-- start --

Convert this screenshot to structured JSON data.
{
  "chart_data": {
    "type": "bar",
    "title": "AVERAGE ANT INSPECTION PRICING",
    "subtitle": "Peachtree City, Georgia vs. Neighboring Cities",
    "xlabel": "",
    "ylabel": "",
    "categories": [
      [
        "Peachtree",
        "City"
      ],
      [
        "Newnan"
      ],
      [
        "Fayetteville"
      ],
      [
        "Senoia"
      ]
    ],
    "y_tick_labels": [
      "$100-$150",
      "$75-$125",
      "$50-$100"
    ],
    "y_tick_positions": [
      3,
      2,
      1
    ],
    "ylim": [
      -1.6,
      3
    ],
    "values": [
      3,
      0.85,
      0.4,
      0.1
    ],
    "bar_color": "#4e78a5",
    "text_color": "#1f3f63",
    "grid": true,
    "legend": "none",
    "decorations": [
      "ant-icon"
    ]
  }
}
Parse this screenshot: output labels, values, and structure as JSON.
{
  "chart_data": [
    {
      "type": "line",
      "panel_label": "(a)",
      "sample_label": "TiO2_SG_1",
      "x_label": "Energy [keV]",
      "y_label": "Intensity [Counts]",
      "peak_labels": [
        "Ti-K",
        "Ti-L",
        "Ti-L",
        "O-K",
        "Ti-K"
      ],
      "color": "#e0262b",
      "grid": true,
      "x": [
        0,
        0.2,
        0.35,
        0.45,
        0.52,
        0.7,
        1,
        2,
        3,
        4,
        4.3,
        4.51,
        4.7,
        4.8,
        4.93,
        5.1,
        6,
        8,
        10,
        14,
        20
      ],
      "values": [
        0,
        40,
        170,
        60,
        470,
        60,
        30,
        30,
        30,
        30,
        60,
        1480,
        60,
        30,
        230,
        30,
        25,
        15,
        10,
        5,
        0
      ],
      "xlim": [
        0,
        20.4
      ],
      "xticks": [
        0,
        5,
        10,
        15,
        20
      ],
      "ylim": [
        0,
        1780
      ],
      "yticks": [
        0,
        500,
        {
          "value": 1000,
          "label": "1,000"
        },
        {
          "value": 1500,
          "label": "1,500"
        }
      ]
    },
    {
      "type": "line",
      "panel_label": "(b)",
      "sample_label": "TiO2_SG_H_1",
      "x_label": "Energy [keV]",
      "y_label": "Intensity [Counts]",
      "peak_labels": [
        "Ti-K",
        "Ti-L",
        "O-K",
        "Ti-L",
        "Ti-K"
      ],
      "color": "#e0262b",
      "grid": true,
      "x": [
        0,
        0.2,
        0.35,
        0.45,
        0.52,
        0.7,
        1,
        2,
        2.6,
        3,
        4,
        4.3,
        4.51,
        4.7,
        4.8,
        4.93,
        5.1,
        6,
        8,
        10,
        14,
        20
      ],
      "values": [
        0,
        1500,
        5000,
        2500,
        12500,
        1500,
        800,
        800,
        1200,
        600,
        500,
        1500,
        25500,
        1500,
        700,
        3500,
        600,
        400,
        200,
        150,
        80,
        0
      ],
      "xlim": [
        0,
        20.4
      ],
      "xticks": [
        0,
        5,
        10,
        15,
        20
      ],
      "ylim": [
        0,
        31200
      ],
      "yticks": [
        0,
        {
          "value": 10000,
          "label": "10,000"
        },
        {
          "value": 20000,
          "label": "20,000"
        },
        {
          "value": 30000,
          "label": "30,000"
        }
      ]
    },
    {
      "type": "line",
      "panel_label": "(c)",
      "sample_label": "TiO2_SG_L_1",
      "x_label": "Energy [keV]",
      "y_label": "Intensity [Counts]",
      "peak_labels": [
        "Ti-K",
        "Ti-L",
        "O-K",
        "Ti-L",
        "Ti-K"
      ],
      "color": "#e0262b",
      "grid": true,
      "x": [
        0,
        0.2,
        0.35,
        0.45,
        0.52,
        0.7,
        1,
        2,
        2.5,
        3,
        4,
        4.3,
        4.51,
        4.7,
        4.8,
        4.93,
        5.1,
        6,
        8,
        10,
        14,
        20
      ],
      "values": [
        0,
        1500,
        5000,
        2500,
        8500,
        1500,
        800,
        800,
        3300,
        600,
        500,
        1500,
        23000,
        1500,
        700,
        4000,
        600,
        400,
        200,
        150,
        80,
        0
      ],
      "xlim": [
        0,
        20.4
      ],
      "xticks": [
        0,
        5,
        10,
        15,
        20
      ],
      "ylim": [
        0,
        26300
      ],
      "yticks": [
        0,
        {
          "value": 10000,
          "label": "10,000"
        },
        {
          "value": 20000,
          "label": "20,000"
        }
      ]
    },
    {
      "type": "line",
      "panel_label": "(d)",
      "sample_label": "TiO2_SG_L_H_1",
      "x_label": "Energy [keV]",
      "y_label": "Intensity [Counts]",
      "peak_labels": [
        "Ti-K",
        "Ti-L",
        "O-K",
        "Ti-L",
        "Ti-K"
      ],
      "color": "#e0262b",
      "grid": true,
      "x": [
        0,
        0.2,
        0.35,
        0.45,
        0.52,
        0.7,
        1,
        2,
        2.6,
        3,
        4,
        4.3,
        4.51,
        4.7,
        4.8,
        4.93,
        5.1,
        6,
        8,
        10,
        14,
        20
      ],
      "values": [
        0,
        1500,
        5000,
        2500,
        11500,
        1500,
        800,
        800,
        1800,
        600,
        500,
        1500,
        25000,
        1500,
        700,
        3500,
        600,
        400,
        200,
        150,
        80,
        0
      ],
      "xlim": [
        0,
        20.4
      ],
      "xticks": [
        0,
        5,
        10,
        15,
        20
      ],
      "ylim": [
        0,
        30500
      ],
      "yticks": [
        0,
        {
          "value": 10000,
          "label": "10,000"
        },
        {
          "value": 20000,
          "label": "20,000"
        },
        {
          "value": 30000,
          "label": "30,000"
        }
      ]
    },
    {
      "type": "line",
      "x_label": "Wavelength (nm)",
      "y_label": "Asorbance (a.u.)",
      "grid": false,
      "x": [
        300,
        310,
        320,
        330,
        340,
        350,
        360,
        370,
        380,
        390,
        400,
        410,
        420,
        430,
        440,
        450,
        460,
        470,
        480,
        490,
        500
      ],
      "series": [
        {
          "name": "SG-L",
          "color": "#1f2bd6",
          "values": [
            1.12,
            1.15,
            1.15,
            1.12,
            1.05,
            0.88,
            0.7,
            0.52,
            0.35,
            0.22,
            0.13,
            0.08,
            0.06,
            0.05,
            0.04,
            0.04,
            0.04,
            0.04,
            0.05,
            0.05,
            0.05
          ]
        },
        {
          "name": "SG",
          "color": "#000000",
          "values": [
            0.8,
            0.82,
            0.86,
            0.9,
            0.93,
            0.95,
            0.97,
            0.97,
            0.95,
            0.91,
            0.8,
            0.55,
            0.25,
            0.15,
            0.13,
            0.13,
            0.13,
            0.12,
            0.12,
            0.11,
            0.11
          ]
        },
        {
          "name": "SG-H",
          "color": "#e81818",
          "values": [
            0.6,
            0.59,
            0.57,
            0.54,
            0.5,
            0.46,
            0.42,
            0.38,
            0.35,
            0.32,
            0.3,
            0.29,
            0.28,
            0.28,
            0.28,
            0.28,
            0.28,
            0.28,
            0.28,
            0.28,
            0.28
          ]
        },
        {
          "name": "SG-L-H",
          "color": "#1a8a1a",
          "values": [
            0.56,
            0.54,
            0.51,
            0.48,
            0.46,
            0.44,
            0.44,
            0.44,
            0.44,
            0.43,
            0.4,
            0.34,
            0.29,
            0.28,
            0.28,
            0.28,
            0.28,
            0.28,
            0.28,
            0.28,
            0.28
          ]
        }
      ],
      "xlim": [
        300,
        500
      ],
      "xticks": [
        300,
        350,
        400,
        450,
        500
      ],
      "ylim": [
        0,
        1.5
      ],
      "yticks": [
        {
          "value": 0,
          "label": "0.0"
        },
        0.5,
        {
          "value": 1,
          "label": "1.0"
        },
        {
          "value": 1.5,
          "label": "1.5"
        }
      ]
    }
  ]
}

-- end --

**Challenge**. Show, from the listing above, each line that contains the word "this".

**Exercise output**.
Convert this screenshot to structured JSON data.
Parse this screenshot: output labels, values, and structure as JSON.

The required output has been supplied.